▸ **Request**: Reproduce the listing below word for word, with no pictures.

▸ **Data items**:
§

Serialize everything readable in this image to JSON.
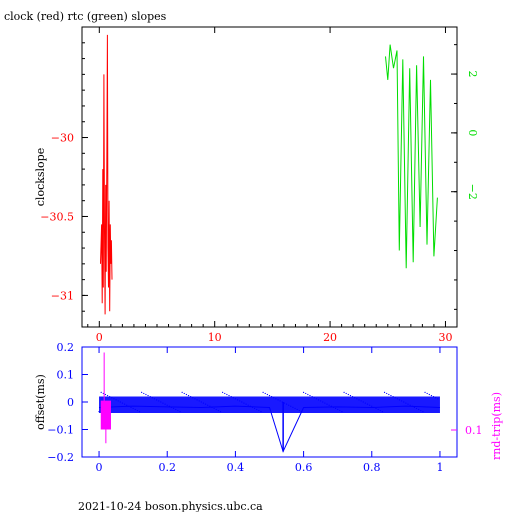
{
  "footer": "2021-10-24 boson.physics.ubc.ca",
  "colors": {
    "red": "#ff0000",
    "green": "#00dd00",
    "blue": "#0000ff",
    "magenta": "#ff00ff",
    "axis": "#000000"
  },
  "chart_data": [
    {
      "type": "line",
      "title": "clock (red) rtc (green) slopes",
      "ylabel": "clockslope",
      "xlim": [
        -1.5,
        31
      ],
      "ylim": [
        -31.2,
        -29.3
      ],
      "xticks": [
        "0",
        "10",
        "20",
        "30"
      ],
      "yticks_left": [
        "-30",
        "-30.5",
        "-31"
      ],
      "yticks_right": [
        "2",
        "0",
        "-2"
      ],
      "y2lim": [
        -6.6,
        3.6
      ],
      "series": [
        {
          "color": "red",
          "axis": "left",
          "x": [
            0.1,
            0.2,
            0.25,
            0.3,
            0.35,
            0.4,
            0.45,
            0.5,
            0.55,
            0.6,
            0.65,
            0.7,
            0.75,
            0.8,
            0.85,
            0.9,
            0.95,
            1.0,
            1.05,
            1.1
          ],
          "y": [
            -30.8,
            -30.55,
            -31.05,
            -30.2,
            -30.95,
            -29.6,
            -30.6,
            -31.12,
            -30.3,
            -30.85,
            -30.2,
            -29.35,
            -30.7,
            -30.95,
            -30.4,
            -31.1,
            -30.55,
            -30.8,
            -30.65,
            -30.9
          ]
        },
        {
          "color": "green",
          "axis": "right",
          "x": [
            24.8,
            25.0,
            25.2,
            25.5,
            25.8,
            26.0,
            26.3,
            26.6,
            26.9,
            27.2,
            27.5,
            27.8,
            28.1,
            28.4,
            28.7,
            29.0,
            29.3
          ],
          "y": [
            2.6,
            1.8,
            3.0,
            2.2,
            2.8,
            -4.0,
            2.5,
            -4.6,
            2.2,
            -4.4,
            2.3,
            -3.2,
            2.6,
            -3.8,
            1.8,
            -4.2,
            -2.2
          ]
        }
      ]
    },
    {
      "type": "scatter",
      "ylabel": "offset(ms)",
      "y2label": "rnd-trip(ms)",
      "xlim": [
        -0.05,
        1.05
      ],
      "ylim": [
        -0.2,
        0.2
      ],
      "xticks": [
        "0",
        "0.2",
        "0.4",
        "0.6",
        "0.8",
        "1"
      ],
      "yticks_left": [
        "0.2",
        "0.1",
        "0",
        "-0.1",
        "-0.2"
      ],
      "yticks_right": [
        "0.1"
      ],
      "series": [
        {
          "color": "blue",
          "x": [
            0.0,
            0.1,
            0.2,
            0.3,
            0.4,
            0.5,
            0.54,
            0.6,
            0.7,
            0.8,
            0.9,
            1.0
          ],
          "y": [
            -0.02,
            -0.015,
            -0.018,
            -0.02,
            -0.015,
            -0.02,
            -0.18,
            -0.02,
            -0.018,
            -0.02,
            -0.015,
            -0.02
          ]
        },
        {
          "color": "magenta",
          "x": [
            0.01,
            0.015,
            0.02,
            0.025,
            0.03
          ],
          "y": [
            -0.05,
            0.18,
            -0.15,
            0.0,
            -0.08
          ]
        }
      ]
    }
  ]
}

§

▸ **Output**:
Serialize everything readable in this image to JSON.
{
  "footer": "2021-10-24 boson.physics.ubc.ca",
  "colors": {
    "red": "#ff0000",
    "green": "#00dd00",
    "blue": "#0000ff",
    "magenta": "#ff00ff",
    "axis": "#000000"
  },
  "chart_data": [
    {
      "type": "line",
      "title": "clock (red) rtc (green) slopes",
      "ylabel": "clockslope",
      "xlim": [
        -1.5,
        31
      ],
      "ylim": [
        -31.2,
        -29.3
      ],
      "xticks": [
        "0",
        "10",
        "20",
        "30"
      ],
      "yticks_left": [
        "-30",
        "-30.5",
        "-31"
      ],
      "yticks_right": [
        "2",
        "0",
        "-2"
      ],
      "y2lim": [
        -6.6,
        3.6
      ],
      "series": [
        {
          "color": "red",
          "axis": "left",
          "x": [
            0.1,
            0.2,
            0.25,
            0.3,
            0.35,
            0.4,
            0.45,
            0.5,
            0.55,
            0.6,
            0.65,
            0.7,
            0.75,
            0.8,
            0.85,
            0.9,
            0.95,
            1.0,
            1.05,
            1.1
          ],
          "y": [
            -30.8,
            -30.55,
            -31.05,
            -30.2,
            -30.95,
            -29.6,
            -30.6,
            -31.12,
            -30.3,
            -30.85,
            -30.2,
            -29.35,
            -30.7,
            -30.95,
            -30.4,
            -31.1,
            -30.55,
            -30.8,
            -30.65,
            -30.9
          ]
        },
        {
          "color": "green",
          "axis": "right",
          "x": [
            24.8,
            25.0,
            25.2,
            25.5,
            25.8,
            26.0,
            26.3,
            26.6,
            26.9,
            27.2,
            27.5,
            27.8,
            28.1,
            28.4,
            28.7,
            29.0,
            29.3
          ],
          "y": [
            2.6,
            1.8,
            3.0,
            2.2,
            2.8,
            -4.0,
            2.5,
            -4.6,
            2.2,
            -4.4,
            2.3,
            -3.2,
            2.6,
            -3.8,
            1.8,
            -4.2,
            -2.2
          ]
        }
      ]
    },
    {
      "type": "scatter",
      "ylabel": "offset(ms)",
      "y2label": "rnd-trip(ms)",
      "xlim": [
        -0.05,
        1.05
      ],
      "ylim": [
        -0.2,
        0.2
      ],
      "xticks": [
        "0",
        "0.2",
        "0.4",
        "0.6",
        "0.8",
        "1"
      ],
      "yticks_left": [
        "0.2",
        "0.1",
        "0",
        "-0.1",
        "-0.2"
      ],
      "yticks_right": [
        "0.1"
      ],
      "series": [
        {
          "color": "blue",
          "x": [
            0.0,
            0.1,
            0.2,
            0.3,
            0.4,
            0.5,
            0.54,
            0.6,
            0.7,
            0.8,
            0.9,
            1.0
          ],
          "y": [
            -0.02,
            -0.015,
            -0.018,
            -0.02,
            -0.015,
            -0.02,
            -0.18,
            -0.02,
            -0.018,
            -0.02,
            -0.015,
            -0.02
          ]
        },
        {
          "color": "magenta",
          "x": [
            0.01,
            0.015,
            0.02,
            0.025,
            0.03
          ],
          "y": [
            -0.05,
            0.18,
            -0.15,
            0.0,
            -0.08
          ]
        }
      ]
    }
  ]
}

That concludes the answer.